### About this exercise
Could you write out every record below exactly, leaving the pictures out?

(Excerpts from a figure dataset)

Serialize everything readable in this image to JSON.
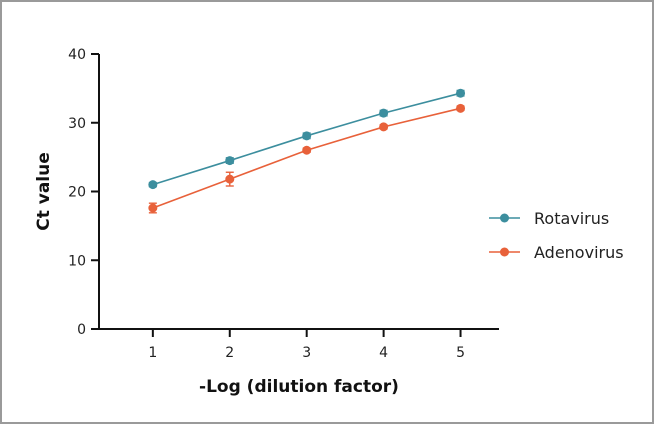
{
  "chart_data": {
    "type": "line",
    "title": "",
    "xlabel": "-Log (dilution factor)",
    "ylabel": "Ct value",
    "x": [
      1,
      2,
      3,
      4,
      5
    ],
    "xlim": [
      0.3,
      5.5
    ],
    "ylim": [
      0,
      40
    ],
    "x_ticks": [
      "1",
      "2",
      "3",
      "4",
      "5"
    ],
    "y_ticks": [
      "0",
      "10",
      "20",
      "30",
      "40"
    ],
    "grid": false,
    "legend_position": "right",
    "series": [
      {
        "name": "Rotavirus",
        "color": "#3c8e9e",
        "values": [
          21.0,
          24.5,
          28.1,
          31.4,
          34.3
        ],
        "errors": [
          0.3,
          0.4,
          0.4,
          0.4,
          0.4
        ]
      },
      {
        "name": "Adenovirus",
        "color": "#e8613a",
        "values": [
          17.6,
          21.8,
          26.0,
          29.4,
          32.1
        ],
        "errors": [
          0.7,
          1.0,
          0.3,
          0.3,
          0.3
        ]
      }
    ]
  }
}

### Task response
Serialize everything readable in this image to JSON.
{
  "chart_data": {
    "type": "line",
    "title": "",
    "xlabel": "-Log (dilution factor)",
    "ylabel": "Ct value",
    "x": [
      1,
      2,
      3,
      4,
      5
    ],
    "xlim": [
      0.3,
      5.5
    ],
    "ylim": [
      0,
      40
    ],
    "x_ticks": [
      "1",
      "2",
      "3",
      "4",
      "5"
    ],
    "y_ticks": [
      "0",
      "10",
      "20",
      "30",
      "40"
    ],
    "grid": false,
    "legend_position": "right",
    "series": [
      {
        "name": "Rotavirus",
        "color": "#3c8e9e",
        "values": [
          21.0,
          24.5,
          28.1,
          31.4,
          34.3
        ],
        "errors": [
          0.3,
          0.4,
          0.4,
          0.4,
          0.4
        ]
      },
      {
        "name": "Adenovirus",
        "color": "#e8613a",
        "values": [
          17.6,
          21.8,
          26.0,
          29.4,
          32.1
        ],
        "errors": [
          0.7,
          1.0,
          0.3,
          0.3,
          0.3
        ]
      }
    ]
  }
}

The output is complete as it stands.